### READING PASSAGE
'''

This may explain some of the more weird problems we've seen in this forum
I am pretty much recovered from my jet-lag from my all nighter last Friday. It was a RHEV install and everything I touched turned to, well, smelly stuff. We had a RHEV-M server and several freshly installed RHEL hosts with RHEV on top. We eventually got everthing working, but it was not pretty.
I raised support cases for all of the issues we uncovered - contact me privately for the case numbers if interested.
rhevm-setup blows up with an ugly error
Setup RHEV on RHEL fails setting up the rhemv bridge device
rhevm-manage-domains blows up with bizarre errors
How to configure bonding for RHEV
In the first 3 cases, the built-in setup scripts just failed for no good reason, generally with file not found errors from deep dark routines buried in other routines that the setup scripts called. Sometimes they were Java scripts, sometimes Python scripts, all blew up with ugly errors and stack traces. It was as if we were debugging unfinished products.
The bonding case is in a different category and I'll address that one in a reply to this post.
In rhevm-setup case, the problem turned out to be an aliased ls command, alias ls='ls -AF'
In the rhevm bridge and rhevm-manage-domains cases, the problem turned out to be custom scripts this site installs in /usr/local. Rebuilding the RHEV-M server with a completely virgin RHEL installation cured those problems.
We also ran into trouble setting up our RHEV on RHEL hosts because this site has a policy to turn off ssh root access. The RHEV documentation is pretty clear that root access via ssh should be turned on, but this violates their security policies. If configured by the book, those RHEL hosts will fail the next security audit and this will trigger compliance issues. The current workaround - set up ssh to support root access if he key matches the RHEV-M server. This turned out to be a pain when we had to rebuild the RHEV-M server from scratch and it had a different ssh key.
The lesson from all this? If in the field, at least for now, make sure your RHEL setups are virgin if you're putting RHEV-M or RHEV-H on RHEL on top. Save yourself hours and hours and hours of frustration.

'''

### DATA SHOWN

'''

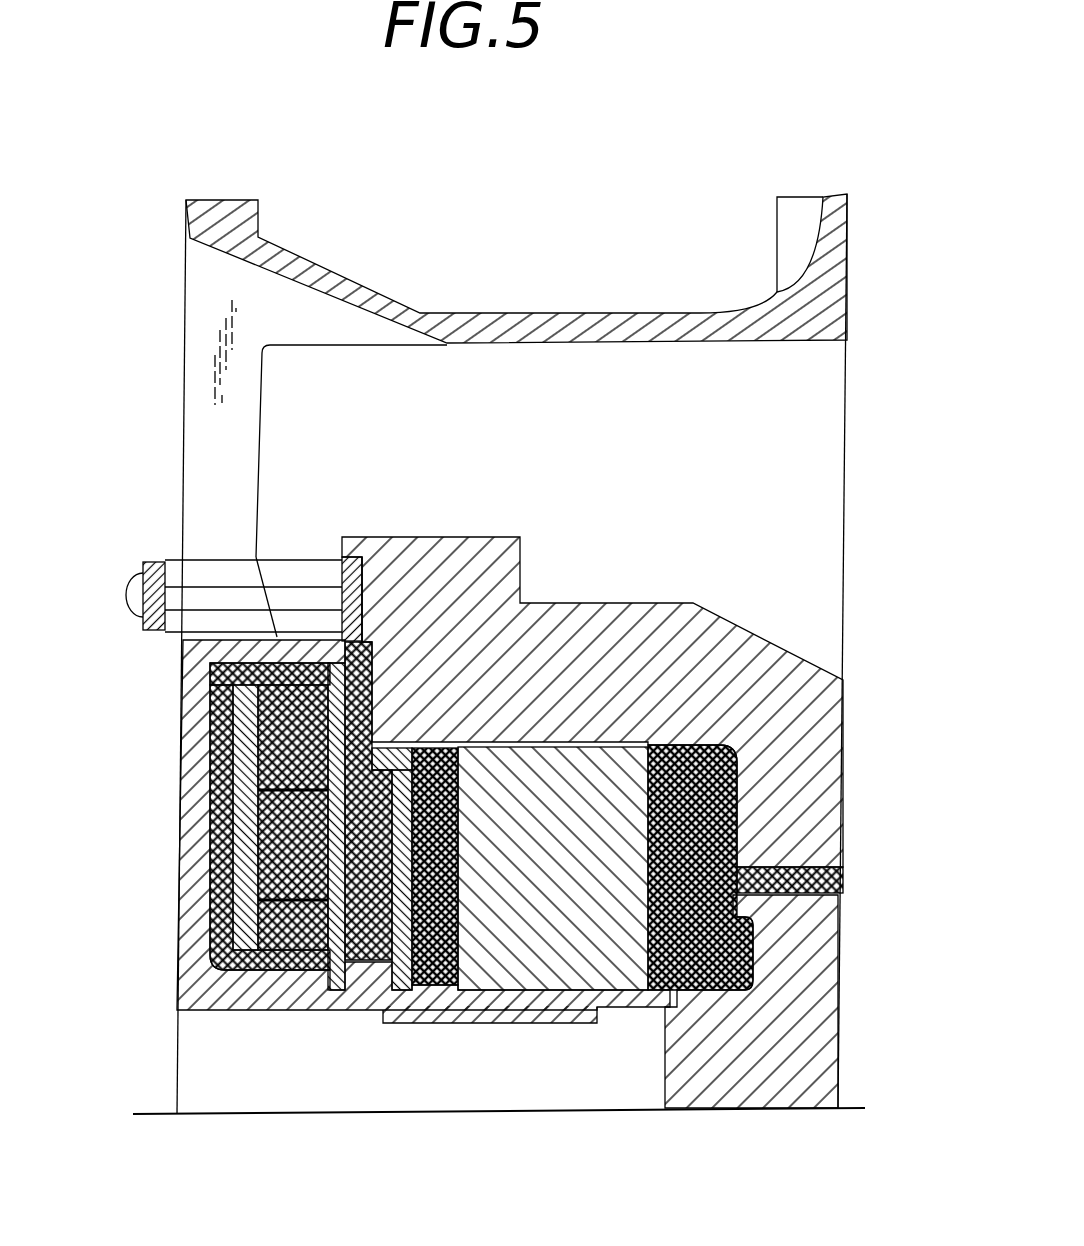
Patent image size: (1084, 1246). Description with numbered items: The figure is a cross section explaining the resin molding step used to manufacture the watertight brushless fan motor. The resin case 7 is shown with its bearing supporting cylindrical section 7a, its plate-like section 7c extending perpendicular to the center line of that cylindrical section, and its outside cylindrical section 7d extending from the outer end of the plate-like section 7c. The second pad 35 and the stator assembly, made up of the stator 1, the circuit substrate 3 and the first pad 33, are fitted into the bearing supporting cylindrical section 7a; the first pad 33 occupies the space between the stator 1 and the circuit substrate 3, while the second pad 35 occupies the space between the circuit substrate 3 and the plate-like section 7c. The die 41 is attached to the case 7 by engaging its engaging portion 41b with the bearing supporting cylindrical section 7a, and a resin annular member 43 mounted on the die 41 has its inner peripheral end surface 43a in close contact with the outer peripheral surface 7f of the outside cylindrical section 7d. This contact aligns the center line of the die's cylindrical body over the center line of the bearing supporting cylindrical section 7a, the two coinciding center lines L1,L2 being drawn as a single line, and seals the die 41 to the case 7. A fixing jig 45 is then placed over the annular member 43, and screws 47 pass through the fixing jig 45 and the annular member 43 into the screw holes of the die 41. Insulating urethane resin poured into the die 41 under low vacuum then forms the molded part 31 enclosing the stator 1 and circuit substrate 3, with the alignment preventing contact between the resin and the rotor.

'''

### PROMPT A
In one to three sentences, explain why the ssh workaround described in the RHEV installation post turned out to be a pain.
### PROMPT B
List every issue for which support cases were raised, as named in the RHEV installation post.
### PROMPT C
Continue the RHEV installation post from its final sentence.

### RESULT A
The workaround let ssh accept root access only when the key matched the RHEV-M server. When the RHEV-M server had to be rebuilt from scratch, it had a different ssh key.

### RESULT B
- rhevm-setup blows up with an ugly error
- Setup RHEV on RHEL fails setting up the rhemv bridge device
- rhevm-manage-domains blows up with bizarre errors
- How to configure bonding for RHEV

### RESULT C
For the developers - these kind of issues ***must*** be addressed more robustly. Enterprise customers with hundreds of servers will have security and auditing policies in place and will expect their RHEL systems to conform to their security and auditing policies. After all, the reason for doing RHEV-H on top of RHEL, instead of RHEV-H appliances, is so they can be tailored. This tailoring may mean certain agents installed in /usr/local, it may mean customized Java setups, it may mean aliased shell commands. Forcing these systems to be virgin takes away a potential significant advantage for Red Hat.
So that's my feature request this week - make both the RHEV-M and RHEV-H on top of RHEL installations more robust, so the installations can run to completion on tailored systems. Or set up some scripting to check and make sure these systems meet the appropriate prequisites.
For example - if an installation or setup script depends on a shell command, make sure that shell command is not aliased so it does what you expect. If your setup script depends on a particular version of Java or some other component or script, launch it using the full pathname so /usr/local does not get in the way. And for the root access via ssh issue - surely the RHEV install could set up some other account besides root and use this other account for its communicating, right?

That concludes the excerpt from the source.